(A block of data)
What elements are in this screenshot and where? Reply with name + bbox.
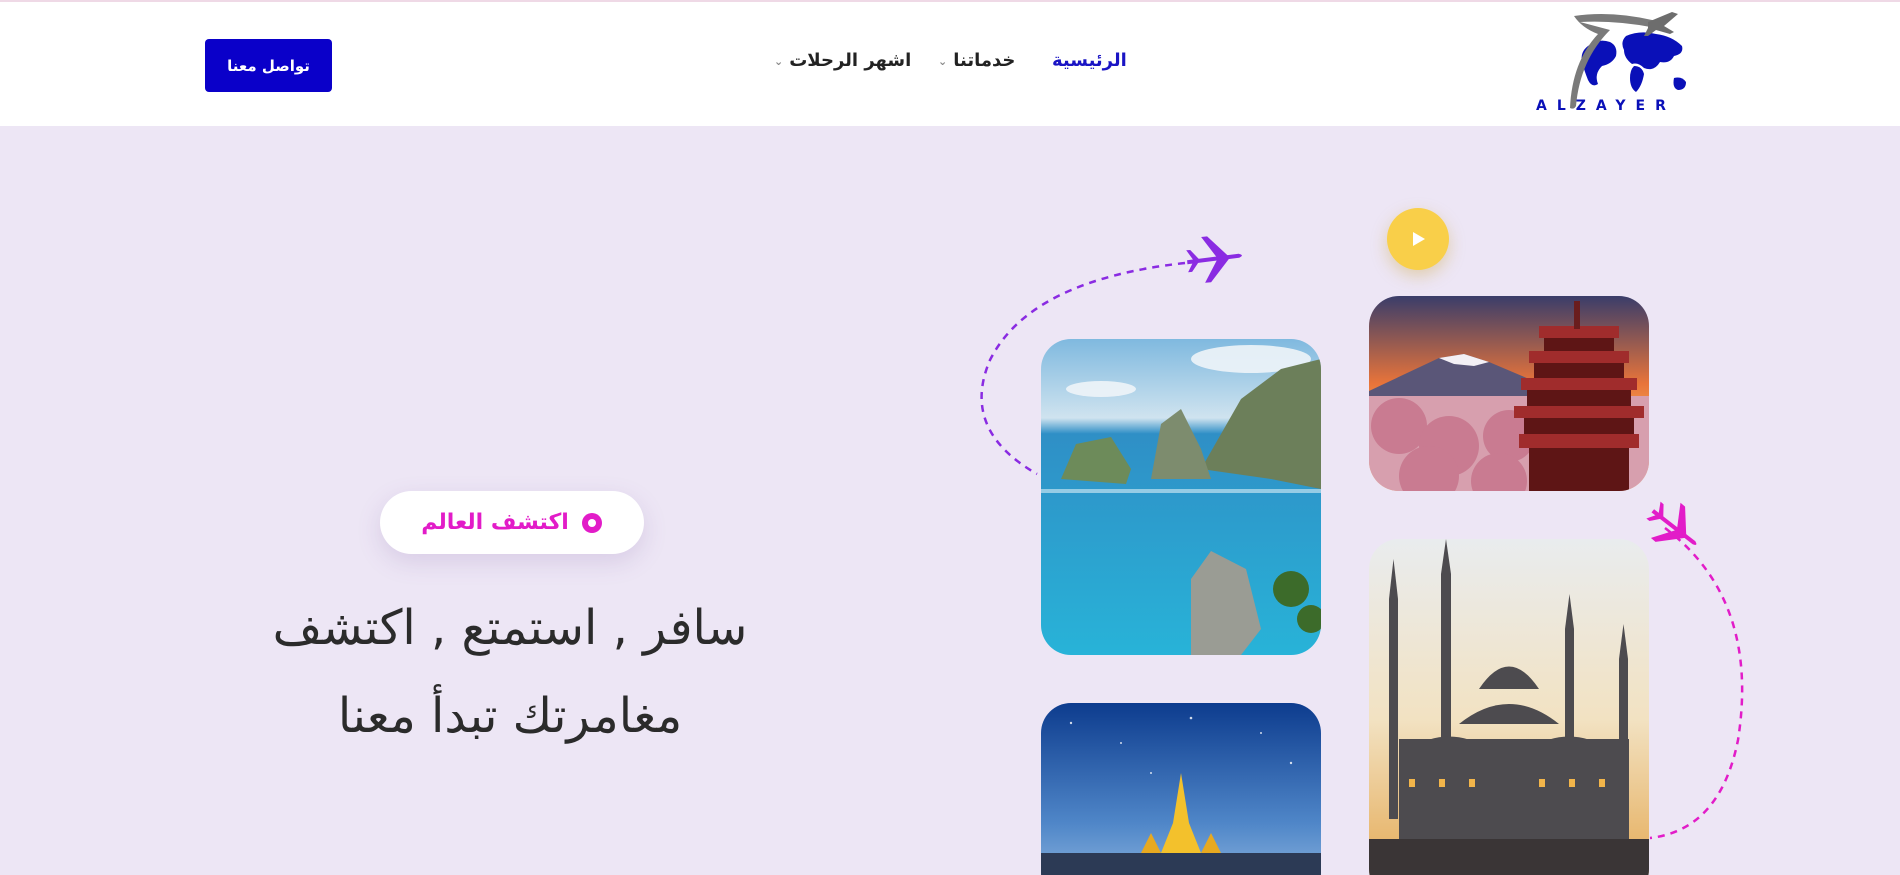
discover-world-badge: اكتشف العالم <box>380 491 644 554</box>
airplane-icon <box>1186 236 1242 283</box>
photo-bangkok-temple <box>1041 703 1321 875</box>
nav-popular-trips[interactable]: ⌄ اشهر الرحلات <box>774 50 911 71</box>
nav-popular-trips-label: اشهر الرحلات <box>789 50 912 71</box>
photo-blue-mosque <box>1369 539 1649 875</box>
site-header: ALZAYER الرئيسية ⌄ خدماتنا ⌄ اشهر الرحلات … <box>0 0 1900 126</box>
hero-headline-line1: سافر , استمتع , اكتشف <box>272 600 748 656</box>
nav-services[interactable]: ⌄ خدماتنا <box>938 50 1015 71</box>
photo-island-cliffs <box>1041 339 1321 655</box>
chevron-down-icon: ⌄ <box>938 54 948 68</box>
play-video-button[interactable] <box>1387 208 1449 270</box>
nav-home-label: الرئيسية <box>1052 50 1127 71</box>
alzayer-logo[interactable]: ALZAYER <box>1530 6 1698 118</box>
photo-japan-pagoda <box>1369 296 1649 491</box>
hero-headline-line2: مغامرتك تبدأ معنا <box>337 688 683 744</box>
nav-services-label: خدماتنا <box>953 50 1016 71</box>
airplane-icon <box>1646 501 1697 545</box>
logo-text: ALZAYER <box>1536 98 1676 114</box>
discover-world-label: اكتشف العالم <box>421 510 569 535</box>
contact-us-button[interactable]: تواصل معنا <box>205 39 332 92</box>
play-icon <box>1413 232 1425 246</box>
chevron-down-icon: ⌄ <box>774 54 784 68</box>
globe-icon <box>581 512 602 533</box>
nav-home[interactable]: الرئيسية <box>1052 50 1127 71</box>
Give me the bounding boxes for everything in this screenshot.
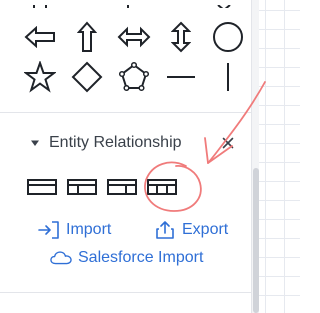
diagram-canvas[interactable] (259, 0, 300, 313)
shape-arrow-left[interactable] (22, 19, 58, 55)
vertical-line-icon (227, 63, 229, 91)
arrow-up-down-icon (171, 21, 191, 53)
export-icon (154, 220, 176, 240)
er-shape-entity-three-column[interactable] (147, 177, 177, 197)
import-label: Import (66, 221, 112, 238)
er-entity-three-column-icon (147, 179, 177, 195)
shape-arrow-up-down[interactable] (163, 19, 199, 55)
er-entity-two-column-icon (67, 179, 97, 195)
pentagon-icon (118, 61, 150, 92)
section-title: Entity Relationship (49, 134, 182, 151)
er-entity-two-column-alt-icon (107, 179, 137, 195)
shape-circle[interactable] (210, 19, 246, 55)
panel-scrollbar-thumb[interactable] (253, 168, 259, 313)
shape-arrow-up[interactable] (69, 19, 105, 55)
shape-horizontal-line[interactable] (163, 59, 199, 95)
arrow-left-icon (24, 26, 55, 48)
shape-row-1 (22, 19, 246, 55)
circle-icon (213, 22, 243, 52)
clipped-shape-row-top (22, 0, 246, 8)
arrow-up-icon (77, 21, 97, 52)
er-shape-row (27, 177, 177, 197)
er-entity-single-icon (27, 179, 57, 195)
caret-down-icon[interactable] (30, 138, 40, 148)
shape-library-scroll-area: Entity Relationship Import Export Salesf… (0, 0, 251, 313)
import-icon (38, 220, 60, 240)
shape-vertical-line[interactable] (210, 59, 246, 95)
bottom-divider (0, 292, 251, 293)
section-close-button[interactable] (219, 134, 237, 152)
export-label: Export (182, 221, 229, 238)
salesforce-import-label: Salesforce Import (78, 249, 204, 266)
shape-library-panel: Entity Relationship Import Export Salesf… (0, 0, 259, 313)
close-icon (222, 137, 234, 149)
horizontal-line-icon (167, 76, 195, 78)
er-shape-entity-two-column[interactable] (67, 177, 97, 197)
section-header-entity-relationship[interactable]: Entity Relationship (0, 125, 251, 161)
star-icon (24, 61, 56, 93)
panel-scrollbar[interactable] (251, 0, 259, 313)
export-link[interactable]: Export (154, 220, 228, 240)
section-divider (0, 112, 251, 113)
shape-diamond[interactable] (69, 59, 105, 95)
shape-arrow-left-right[interactable] (116, 19, 152, 55)
arrow-left-right-icon (117, 26, 151, 48)
er-shape-entity-single[interactable] (27, 177, 57, 197)
salesforce-import-link[interactable]: Salesforce Import (50, 248, 203, 268)
diamond-icon (71, 61, 103, 93)
shape-pentagon[interactable] (116, 59, 152, 95)
cloud-icon (50, 248, 72, 268)
shape-row-2 (22, 59, 246, 95)
er-shape-entity-two-column-alt[interactable] (107, 177, 137, 197)
shape-star[interactable] (22, 59, 58, 95)
import-link[interactable]: Import (38, 220, 111, 240)
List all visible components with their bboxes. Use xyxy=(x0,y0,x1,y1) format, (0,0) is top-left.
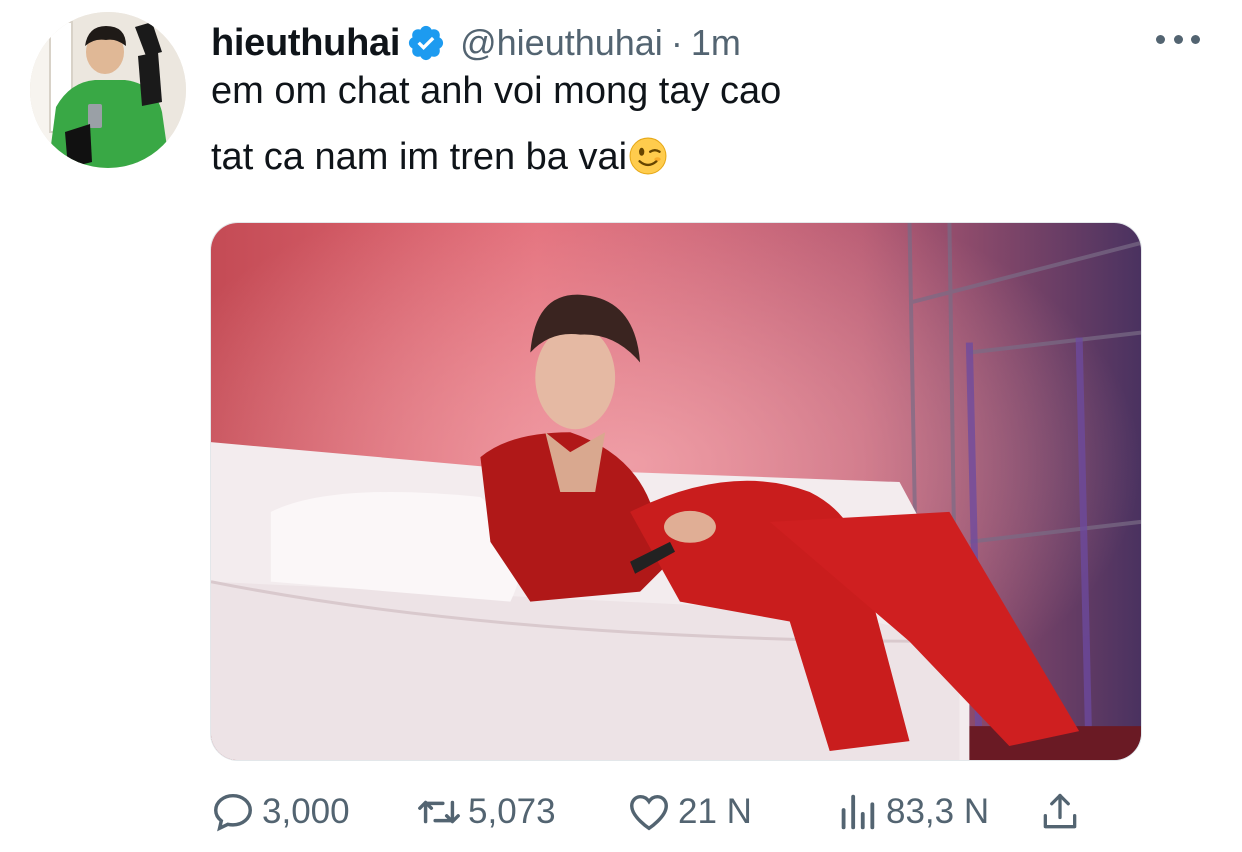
retweet-button[interactable]: 5,073 xyxy=(416,782,556,842)
heart-icon xyxy=(630,794,668,831)
tweet-text-line-2: tat ca nam im tren ba vai xyxy=(211,136,667,179)
more-dot-icon xyxy=(1173,34,1183,44)
tweet-actions-bar: 3,000 5,073 21 N 83,3 N xyxy=(210,782,1110,842)
profile-avatar[interactable] xyxy=(30,12,186,168)
tweet-media-image[interactable] xyxy=(210,222,1142,761)
timestamp[interactable]: 1m xyxy=(691,22,741,64)
share-button[interactable] xyxy=(1038,782,1088,842)
winking-face-emoji-icon xyxy=(629,137,667,175)
verified-badge-icon xyxy=(409,25,444,61)
tweet-text-line-1: em om chat anh voi mong tay cao xyxy=(211,70,782,112)
like-button[interactable]: 21 N xyxy=(626,782,752,842)
reply-button[interactable]: 3,000 xyxy=(210,782,350,842)
views-button[interactable]: 83,3 N xyxy=(834,782,989,842)
retweet-count: 5,073 xyxy=(468,792,556,831)
more-dot-icon xyxy=(1191,34,1200,44)
more-dot-icon xyxy=(1156,34,1165,44)
reply-icon xyxy=(214,793,252,832)
views-count: 83,3 N xyxy=(886,792,990,831)
views-chart-icon xyxy=(841,794,875,830)
separator-dot: · xyxy=(670,22,683,63)
username-handle[interactable]: @hieuthuhai xyxy=(460,22,663,64)
reply-count: 3,000 xyxy=(262,792,350,831)
tweet-text-line-2-text: tat ca nam im tren ba vai xyxy=(211,136,628,178)
tweet-header: hieuthuhai @hieuthuhai · 1m xyxy=(211,18,741,68)
retweet-icon xyxy=(418,800,460,824)
display-name[interactable]: hieuthuhai xyxy=(211,22,400,65)
share-icon xyxy=(1043,793,1077,829)
avatar-image xyxy=(30,12,186,168)
more-options-button[interactable] xyxy=(1156,24,1200,54)
like-count: 21 N xyxy=(678,792,752,831)
concert-photo xyxy=(211,223,1141,760)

■ **What you will do**:
Present every line of the material above as a numbered list, skipping blank lines and leaving out the pictures.

■ **The output**:
1. What elements are in this screenshot and where? Reply with name + bbox.
2. discover-world-badge: اكتشف العالم <box>380 491 644 554</box>
3. airplane-icon <box>1186 236 1242 283</box>
4. photo-bangkok-temple <box>1041 703 1321 875</box>
5. nav-popular-trips[interactable]: ⌄ اشهر الرحلات <box>774 50 911 71</box>
6. nav-popular-trips-label: اشهر الرحلات <box>789 50 912 71</box>
7. photo-blue-mosque <box>1369 539 1649 875</box>
8. site-header: ALZAYER الرئيسية ⌄ خدماتنا ⌄ اشهر الرحلات … <box>0 0 1900 126</box>
9. hero-headline-line1: سافر , استمتع , اكتشف <box>272 600 748 656</box>
10. nav-services[interactable]: ⌄ خدماتنا <box>938 50 1015 71</box>
11. photo-island-cliffs <box>1041 339 1321 655</box>
12. chevron-down-icon: ⌄ <box>938 54 948 68</box>
13. play-video-button[interactable] <box>1387 208 1449 270</box>
14. nav-home-label: الرئيسية <box>1052 50 1127 71</box>
15. alzayer-logo[interactable]: ALZAYER <box>1530 6 1698 118</box>
16. photo-japan-pagoda <box>1369 296 1649 491</box>
17. hero-headline-line2: مغامرتك تبدأ معنا <box>337 688 683 744</box>
18. nav-services-label: خدماتنا <box>953 50 1016 71</box>
19. airplane-icon <box>1646 501 1697 545</box>
20. logo-text: ALZAYER <box>1536 98 1676 114</box>
21. discover-world-label: اكتشف العالم <box>421 510 569 535</box>
22. contact-us-button[interactable]: تواصل معنا <box>205 39 332 92</box>
23. play-icon <box>1413 232 1425 246</box>
24. chevron-down-icon: ⌄ <box>774 54 784 68</box>
25. globe-icon <box>581 512 602 533</box>
26. nav-home[interactable]: الرئيسية <box>1052 50 1127 71</box>
27. Give me the bounding boxes for everything in this screenshot.
28. diagram-canvas[interactable] (259, 0, 300, 313)
29. shape-arrow-left[interactable] (22, 19, 58, 55)
30. vertical-line-icon (227, 63, 229, 91)
31. arrow-up-down-icon (171, 21, 191, 53)
32. export-icon (154, 220, 176, 240)
33. er-shape-entity-three-column[interactable] (147, 177, 177, 197)
34. import-label: Import (66, 221, 112, 238)
35. er-entity-three-column-icon (147, 179, 177, 195)
36. shape-arrow-up-down[interactable] (163, 19, 199, 55)
37. er-entity-two-column-icon (67, 179, 97, 195)
38. pentagon-icon (118, 61, 150, 92)
39. section-title: Entity Relationship (49, 134, 182, 151)
40. er-entity-two-column-alt-icon (107, 179, 137, 195)
41. shape-circle[interactable] (210, 19, 246, 55)
42. panel-scrollbar-thumb[interactable] (253, 168, 259, 313)
43. shape-arrow-up[interactable] (69, 19, 105, 55)
44. shape-horizontal-line[interactable] (163, 59, 199, 95)
45. arrow-left-icon (24, 26, 55, 48)
46. shape-row-1 (22, 19, 246, 55)
47. circle-icon (213, 22, 243, 52)
48. clipped-shape-row-top (22, 0, 246, 8)
49. arrow-up-icon (77, 21, 97, 52)
50. er-shape-row (27, 177, 177, 197)
51. er-entity-single-icon (27, 179, 57, 195)
52. caret-down-icon[interactable] (30, 138, 40, 148)
53. shape-library-scroll-area: Entity Relationship Import Export Salesf… (0, 0, 251, 313)
54. import-icon (38, 220, 60, 240)
55. shape-vertical-line[interactable] (210, 59, 246, 95)
56. bottom-divider (0, 292, 251, 293)
57. section-close-button[interactable] (219, 134, 237, 152)
58. export-label: Export (182, 221, 229, 238)
59. salesforce-import-label: Salesforce Import (78, 249, 204, 266)
60. shape-library-panel: Entity Relationship Import Export Salesf… (0, 0, 259, 313)
61. close-icon (222, 137, 234, 149)
62. horizontal-line-icon (167, 76, 195, 78)
63. er-shape-entity-two-column[interactable] (67, 177, 97, 197)
64. section-header-entity-relationship[interactable]: Entity Relationship (0, 125, 251, 161)
65. star-icon (24, 61, 56, 93)
66. panel-scrollbar[interactable] (251, 0, 259, 313)
67. export-link[interactable]: Export (154, 220, 228, 240)
68. section-divider (0, 112, 251, 113)
69. shape-diamond[interactable] (69, 59, 105, 95)
70. shape-arrow-left-right[interactable] (116, 19, 152, 55)
71. arrow-left-right-icon (117, 26, 151, 48)
72. er-shape-entity-single[interactable] (27, 177, 57, 197)
73. salesforce-import-link[interactable]: Salesforce Import (50, 248, 203, 268)
74. diamond-icon (71, 61, 103, 93)
75. shape-pentagon[interactable] (116, 59, 152, 95)
76. cloud-icon (50, 248, 72, 268)
77. shape-row-2 (22, 59, 246, 95)
78. er-shape-entity-two-column-alt[interactable] (107, 177, 137, 197)
79. shape-star[interactable] (22, 59, 58, 95)
80. import-link[interactable]: Import (38, 220, 111, 240)
81. List all visible components with their bboxes. Use xyxy=(x0,y0,x1,y1) format, (0,0) is top-left.
82. retweet-button[interactable]: 5,073 xyxy=(416,782,556,842)
83. heart-icon xyxy=(630,794,668,831)
84. tweet-text-line-2: tat ca nam im tren ba vai xyxy=(211,136,667,179)
85. more-dot-icon xyxy=(1173,34,1183,44)
86. tweet-actions-bar: 3,000 5,073 21 N 83,3 N xyxy=(210,782,1110,842)
87. profile-avatar[interactable] xyxy=(30,12,186,168)
88. tweet-media-image[interactable] xyxy=(210,222,1142,761)
89. timestamp[interactable]: 1m xyxy=(691,22,741,64)
90. share-button[interactable] xyxy=(1038,782,1088,842)
91. winking-face-emoji-icon xyxy=(629,137,667,175)
92. verified-badge-icon xyxy=(409,25,444,61)
93. tweet-text-line-1: em om chat anh voi mong tay cao xyxy=(211,70,782,112)
94. like-button[interactable]: 21 N xyxy=(626,782,752,842)
95. reply-button[interactable]: 3,000 xyxy=(210,782,350,842)
96. views-button[interactable]: 83,3 N xyxy=(834,782,989,842)
97. retweet-count: 5,073 xyxy=(468,792,556,831)
98. more-dot-icon xyxy=(1191,34,1200,44)
99. more-dot-icon xyxy=(1156,34,1165,44)
100. reply-icon xyxy=(214,793,252,832)
101. views-count: 83,3 N xyxy=(886,792,990,831)
102. views-chart-icon xyxy=(841,794,875,830)
103. separator-dot: · xyxy=(670,22,683,63)
104. username-handle[interactable]: @hieuthuhai xyxy=(460,22,663,64)
105. reply-count: 3,000 xyxy=(262,792,350,831)
106. tweet-text-line-2-text: tat ca nam im tren ba vai xyxy=(211,136,628,178)
107. tweet-header: hieuthuhai @hieuthuhai · 1m xyxy=(211,18,741,68)
108. retweet-icon xyxy=(418,800,460,824)
109. display-name[interactable]: hieuthuhai xyxy=(211,22,400,65)
110. share-icon xyxy=(1043,793,1077,829)
111. avatar-image xyxy=(30,12,186,168)
112. more-options-button[interactable] xyxy=(1156,24,1200,54)
113. like-count: 21 N xyxy=(678,792,752,831)
114. concert-photo xyxy=(211,223,1141,760)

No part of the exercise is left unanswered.